▶ **Directions for this task**: Copy each line below without leaving any out.

▶ **Rows from a dataset**:
....

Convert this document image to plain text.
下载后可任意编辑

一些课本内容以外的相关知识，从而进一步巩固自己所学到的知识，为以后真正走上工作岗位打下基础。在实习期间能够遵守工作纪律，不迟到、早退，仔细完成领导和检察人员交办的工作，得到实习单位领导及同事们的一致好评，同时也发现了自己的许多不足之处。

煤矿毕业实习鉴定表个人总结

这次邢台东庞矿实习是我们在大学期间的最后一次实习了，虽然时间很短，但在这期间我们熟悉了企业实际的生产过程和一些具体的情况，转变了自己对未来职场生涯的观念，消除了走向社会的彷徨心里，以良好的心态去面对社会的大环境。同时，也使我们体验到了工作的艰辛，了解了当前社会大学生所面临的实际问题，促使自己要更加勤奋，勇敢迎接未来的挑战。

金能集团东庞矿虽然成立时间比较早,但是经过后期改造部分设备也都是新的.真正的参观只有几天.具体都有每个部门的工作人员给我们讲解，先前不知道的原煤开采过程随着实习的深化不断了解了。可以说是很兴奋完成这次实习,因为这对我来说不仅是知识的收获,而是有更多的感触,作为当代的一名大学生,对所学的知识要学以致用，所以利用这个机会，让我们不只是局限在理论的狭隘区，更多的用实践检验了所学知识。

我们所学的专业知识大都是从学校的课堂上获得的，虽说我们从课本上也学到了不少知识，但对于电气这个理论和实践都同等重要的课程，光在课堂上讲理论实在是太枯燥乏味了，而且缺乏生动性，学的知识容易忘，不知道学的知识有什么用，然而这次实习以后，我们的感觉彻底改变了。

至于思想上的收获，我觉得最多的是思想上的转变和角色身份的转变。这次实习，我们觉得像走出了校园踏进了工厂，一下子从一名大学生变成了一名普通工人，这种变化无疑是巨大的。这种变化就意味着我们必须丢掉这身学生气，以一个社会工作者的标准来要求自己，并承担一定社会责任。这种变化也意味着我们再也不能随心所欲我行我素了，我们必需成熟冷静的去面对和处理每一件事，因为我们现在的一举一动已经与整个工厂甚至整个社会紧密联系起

....

▶ **Output of the exercise**:
Convert this document image to plain text.
下载后可任意编辑

一些课本内容以外的相关知识，从而进一步巩固自己所学到的知识，为以后真正走上工作岗位打下基础。在实习期间能够遵守工作纪律，不迟到、早退，仔细完成领导和检察人员交办的工作，得到实习单位领导及同事们的一致好评，同时也发现了自己的许多不足之处。

煤矿毕业实习鉴定表个人总结

这次邢台东庞矿实习是我们在大学期间的最后一次实习了，虽然时间很短，但在这期间我们熟悉了企业实际的生产过程和一些具体的情况，转变了自己对未来职场生涯的观念，消除了走向社会的彷徨心里，以良好的心态去面对社会的大环境。同时，也使我们体验到了工作的艰辛，了解了当前社会大学生所面临的实际问题，促使自己要更加勤奋，勇敢迎接未来的挑战。

金能集团东庞矿虽然成立时间比较早,但是经过后期改造部分设备也都是新的.真正的参观只有几天.具体都有每个部门的工作人员给我们讲解，先前不知道的原煤开采过程随着实习的深化不断了解了。可以说是很兴奋完成这次实习,因为这对我来说不仅是知识的收获,而是有更多的感触,作为当代的一名大学生,对所学的知识要学以致用，所以利用这个机会，让我们不只是局限在理论的狭隘区，更多的用实践检验了所学知识。

我们所学的专业知识大都是从学校的课堂上获得的，虽说我们从课本上也学到了不少知识，但对于电气这个理论和实践都同等重要的课程，光在课堂上讲理论实在是太枯燥乏味了，而且缺乏生动性，学的知识容易忘，不知道学的知识有什么用，然而这次实习以后，我们的感觉彻底改变了。

至于思想上的收获，我觉得最多的是思想上的转变和角色身份的转变。这次实习，我们觉得像走出了校园踏进了工厂，一下子从一名大学生变成了一名普通工人，这种变化无疑是巨大的。这种变化就意味着我们必须丢掉这身学生气，以一个社会工作者的标准来要求自己，并承担一定社会责任。这种变化也意味着我们再也不能随心所欲我行我素了，我们必需成熟冷静的去面对和处理每一件事，因为我们现在的一举一动已经与整个工厂甚至整个社会紧密联系起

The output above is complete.